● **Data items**
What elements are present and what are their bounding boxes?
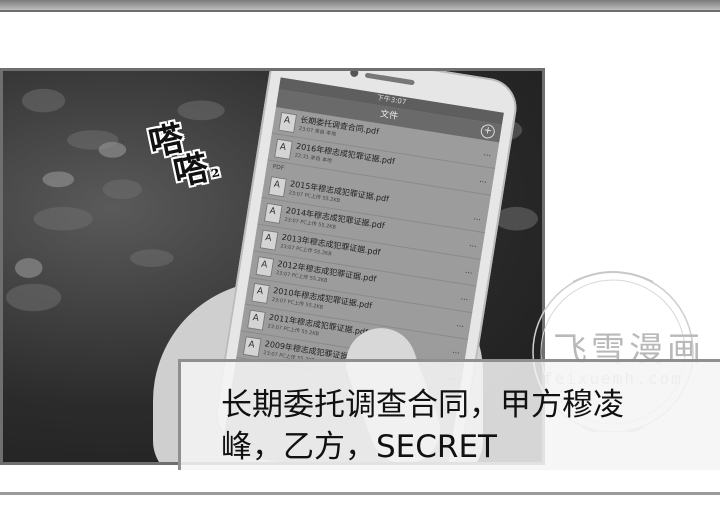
more-icon[interactable]: ... [464, 266, 473, 276]
pdf-file-icon [251, 282, 271, 305]
caption-line-1: 长期委托调查合同，甲方穆凌 [221, 387, 624, 423]
more-icon[interactable]: ... [469, 239, 478, 249]
pdf-file-icon [263, 202, 283, 225]
caption-line-2: 峰，乙方，SECRET [221, 429, 497, 465]
pdf-file-icon [278, 111, 298, 134]
pdf-file-icon [247, 309, 266, 331]
more-icon[interactable]: ... [473, 212, 482, 222]
pdf-file-icon [268, 176, 287, 198]
speaker-slot [364, 72, 415, 86]
pdf-file-icon [255, 256, 275, 278]
pdf-file-icon [242, 336, 262, 358]
more-icon[interactable]: ... [460, 292, 469, 302]
panel-divider [0, 10, 720, 12]
more-icon[interactable]: ... [479, 175, 488, 185]
more-icon[interactable]: ... [456, 319, 465, 329]
more-icon[interactable]: ... [483, 148, 492, 158]
add-icon[interactable]: + [479, 123, 496, 140]
bottom-divider [0, 492, 720, 495]
pdf-file-icon [259, 229, 279, 251]
more-icon[interactable]: ... [452, 346, 461, 356]
caption-box: 长期委托调查合同，甲方穆凌 峰，乙方，SECRET [178, 359, 720, 470]
pdf-file-icon [274, 138, 293, 160]
camera-icon [349, 71, 359, 78]
previous-panel-strip [0, 0, 720, 10]
screen-title: 文件 [379, 109, 399, 123]
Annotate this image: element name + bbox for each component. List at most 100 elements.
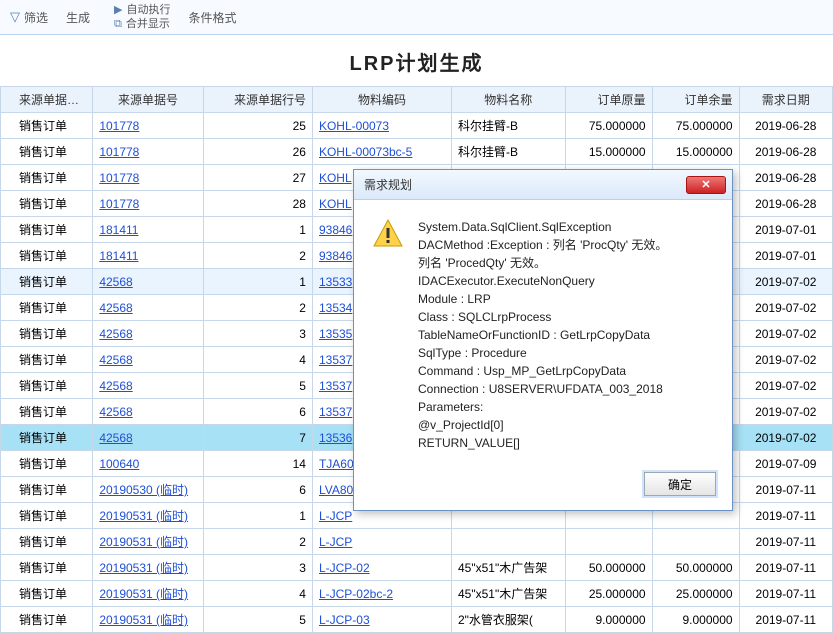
material-code-link[interactable]: KOHL-00073 — [319, 119, 389, 133]
doc-no-link[interactable]: 20190531 (临时) — [99, 561, 188, 575]
doc-no-link[interactable]: 181411 — [99, 223, 138, 237]
cell: 2 — [203, 243, 312, 269]
doc-no-link[interactable]: 42568 — [99, 275, 132, 289]
doc-no-link[interactable]: 101778 — [99, 197, 139, 211]
doc-no-link[interactable]: 20190531 (临时) — [99, 509, 188, 523]
cell: 2"水管衣服架( — [451, 607, 565, 633]
doc-no-link[interactable]: 101778 — [99, 171, 139, 185]
material-code-link[interactable]: 13534 — [319, 301, 352, 315]
cell: 5 — [203, 373, 312, 399]
cell: 50.000000 — [565, 555, 652, 581]
col-header[interactable]: 来源单据类别 — [1, 87, 93, 113]
cell: 1 — [203, 217, 312, 243]
table-row[interactable]: 销售订单20190531 (临时)5L-JCP-032"水管衣服架(9.0000… — [1, 607, 833, 633]
cell: 销售订单 — [1, 321, 93, 347]
material-code-link[interactable]: 93846 — [319, 249, 352, 263]
cell: 科尔挂臂-B — [451, 113, 565, 139]
cell: 2019-07-01 — [739, 243, 832, 269]
cell: 3 — [203, 321, 312, 347]
cell: 4 — [203, 581, 312, 607]
material-code-link[interactable]: L-JCP-02bc-2 — [319, 587, 393, 601]
close-button[interactable]: ✕ — [686, 176, 726, 194]
doc-no-link[interactable]: 20190531 (临时) — [99, 535, 188, 549]
table-row[interactable]: 销售订单20190531 (临时)3L-JCP-0245"x51"木广告架50.… — [1, 555, 833, 581]
col-header[interactable]: 物料名称 — [451, 87, 565, 113]
table-row[interactable]: 销售订单20190531 (临时)4L-JCP-02bc-245"x51"木广告… — [1, 581, 833, 607]
material-code-link[interactable]: KOHL — [319, 171, 352, 185]
col-header[interactable]: 物料编码 — [312, 87, 451, 113]
doc-no-link[interactable]: 101778 — [99, 119, 139, 133]
doc-no-link[interactable]: 181411 — [99, 249, 138, 263]
auto-run-button[interactable]: ▶自动执行 — [114, 3, 170, 17]
material-code-link[interactable]: 13537 — [319, 379, 352, 393]
doc-no-link[interactable]: 42568 — [99, 431, 132, 445]
merge-show-button[interactable]: ⧉合并显示 — [114, 17, 170, 31]
generate-button[interactable]: 生成 — [66, 9, 90, 26]
cell: 销售订单 — [1, 425, 93, 451]
doc-no-link[interactable]: 100640 — [99, 457, 139, 471]
cell: 2 — [203, 295, 312, 321]
dialog-titlebar[interactable]: 需求规划 ✕ — [354, 170, 732, 200]
col-header[interactable]: 来源单据行号 — [203, 87, 312, 113]
cell: 42568 — [93, 399, 203, 425]
material-code-link[interactable]: LVA80 — [319, 483, 353, 497]
material-code-link[interactable]: 13535 — [319, 327, 352, 341]
filter-button[interactable]: ▽ 筛选 — [10, 9, 48, 26]
doc-no-link[interactable]: 101778 — [99, 145, 139, 159]
table-row[interactable]: 销售订单20190531 (临时)2L-JCP2019-07-11 — [1, 529, 833, 555]
cell: 20190531 (临时) — [93, 503, 203, 529]
dialog-body: System.Data.SqlClient.SqlExceptionDACMet… — [354, 200, 732, 464]
doc-no-link[interactable]: 42568 — [99, 301, 132, 315]
material-code-link[interactable]: L-JCP-03 — [319, 613, 370, 627]
cell: 3 — [203, 555, 312, 581]
doc-no-link[interactable]: 20190531 (临时) — [99, 587, 188, 601]
table-row[interactable]: 销售订单10177826KOHL-00073bc-5科尔挂臂-B15.00000… — [1, 139, 833, 165]
cell: 销售订单 — [1, 477, 93, 503]
material-code-link[interactable]: 93846 — [319, 223, 352, 237]
material-code-link[interactable]: L-JCP — [319, 535, 352, 549]
material-code-link[interactable]: 13533 — [319, 275, 352, 289]
doc-no-link[interactable]: 20190531 (临时) — [99, 613, 188, 627]
dialog-footer: 确定 — [354, 464, 732, 510]
cell: 20190531 (临时) — [93, 555, 203, 581]
cell: L-JCP-03 — [312, 607, 451, 633]
material-code-link[interactable]: KOHL-00073bc-5 — [319, 145, 412, 159]
cond-format-button[interactable]: 条件格式 — [189, 9, 237, 26]
cell: 科尔挂臂-B — [451, 139, 565, 165]
doc-no-link[interactable]: 42568 — [99, 405, 132, 419]
cell: KOHL-00073 — [312, 113, 451, 139]
doc-no-link[interactable]: 42568 — [99, 353, 132, 367]
col-header[interactable]: 订单余量 — [652, 87, 739, 113]
cell: 75.000000 — [652, 113, 739, 139]
cell: 销售订单 — [1, 581, 93, 607]
material-code-link[interactable]: KOHL — [319, 197, 352, 211]
doc-no-link[interactable]: 42568 — [99, 327, 132, 341]
cell: 销售订单 — [1, 373, 93, 399]
material-code-link[interactable]: 13537 — [319, 405, 352, 419]
cell: 26 — [203, 139, 312, 165]
material-code-link[interactable]: L-JCP-02 — [319, 561, 370, 575]
material-code-link[interactable]: TJA60 — [319, 457, 354, 471]
doc-no-link[interactable]: 42568 — [99, 379, 132, 393]
funnel-icon: ▽ — [10, 9, 20, 25]
cell: 25.000000 — [565, 581, 652, 607]
doc-no-link[interactable]: 20190530 (临时) — [99, 483, 188, 497]
col-header[interactable]: 来源单据号 — [93, 87, 203, 113]
error-dialog: 需求规划 ✕ System.Data.SqlClient.SqlExceptio… — [353, 169, 733, 511]
cell: 2019-07-02 — [739, 399, 832, 425]
material-code-link[interactable]: 13536 — [319, 431, 352, 445]
col-header[interactable]: 需求日期 — [739, 87, 832, 113]
cell: 销售订单 — [1, 347, 93, 373]
material-code-link[interactable]: L-JCP — [319, 509, 352, 523]
cell: 6 — [203, 477, 312, 503]
cell: 101778 — [93, 191, 203, 217]
table-row[interactable]: 销售订单10177825KOHL-00073科尔挂臂-B75.00000075.… — [1, 113, 833, 139]
cell: 2019-07-02 — [739, 269, 832, 295]
ok-button[interactable]: 确定 — [644, 472, 716, 496]
material-code-link[interactable]: 13537 — [319, 353, 352, 367]
col-header[interactable]: 订单原量 — [565, 87, 652, 113]
cell: 42568 — [93, 295, 203, 321]
cell: 25 — [203, 113, 312, 139]
cell: 2019-07-09 — [739, 451, 832, 477]
cell: 6 — [203, 399, 312, 425]
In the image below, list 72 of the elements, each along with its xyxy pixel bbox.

● **Task instructions**
Update the rows from the beginning through the line containing "Annotate this image: element" by replacing "pdf-file-icon" with "document-icon", keeping everything else the same. Leave the pictures out.

● **Solved problem**
What elements are present and what are their bounding boxes?
more-icon[interactable]: ... [464, 266, 473, 276]
document-icon [251, 282, 271, 305]
caption-line-1: 长期委托调查合同，甲方穆凌 [221, 387, 624, 423]
more-icon[interactable]: ... [469, 239, 478, 249]
document-icon [263, 202, 283, 225]
caption-line-2: 峰，乙方，SECRET [221, 429, 497, 465]
document-icon [278, 111, 298, 134]
document-icon [247, 309, 266, 331]
more-icon[interactable]: ... [473, 212, 482, 222]
document-icon [268, 176, 287, 198]
speaker-slot [364, 72, 415, 86]
document-icon [255, 256, 275, 278]
document-icon [242, 336, 262, 358]
more-icon[interactable]: ... [460, 292, 469, 302]
panel-divider [0, 10, 720, 12]
more-icon[interactable]: ... [479, 175, 488, 185]
more-icon[interactable]: ... [456, 319, 465, 329]
more-icon[interactable]: ... [483, 148, 492, 158]
add-icon[interactable]: + [479, 123, 496, 140]
bottom-divider [0, 492, 720, 495]
document-icon [259, 229, 279, 251]
more-icon[interactable]: ... [452, 346, 461, 356]
caption-box: 长期委托调查合同，甲方穆凌 峰，乙方，SECRET [178, 359, 720, 470]
document-icon [274, 138, 293, 160]
camera-icon [349, 71, 359, 78]
previous-panel-strip [0, 0, 720, 10]
screen-title: 文件 [379, 109, 399, 123]
Annotate this image: element name + bbox for each component. List at most 100 elements.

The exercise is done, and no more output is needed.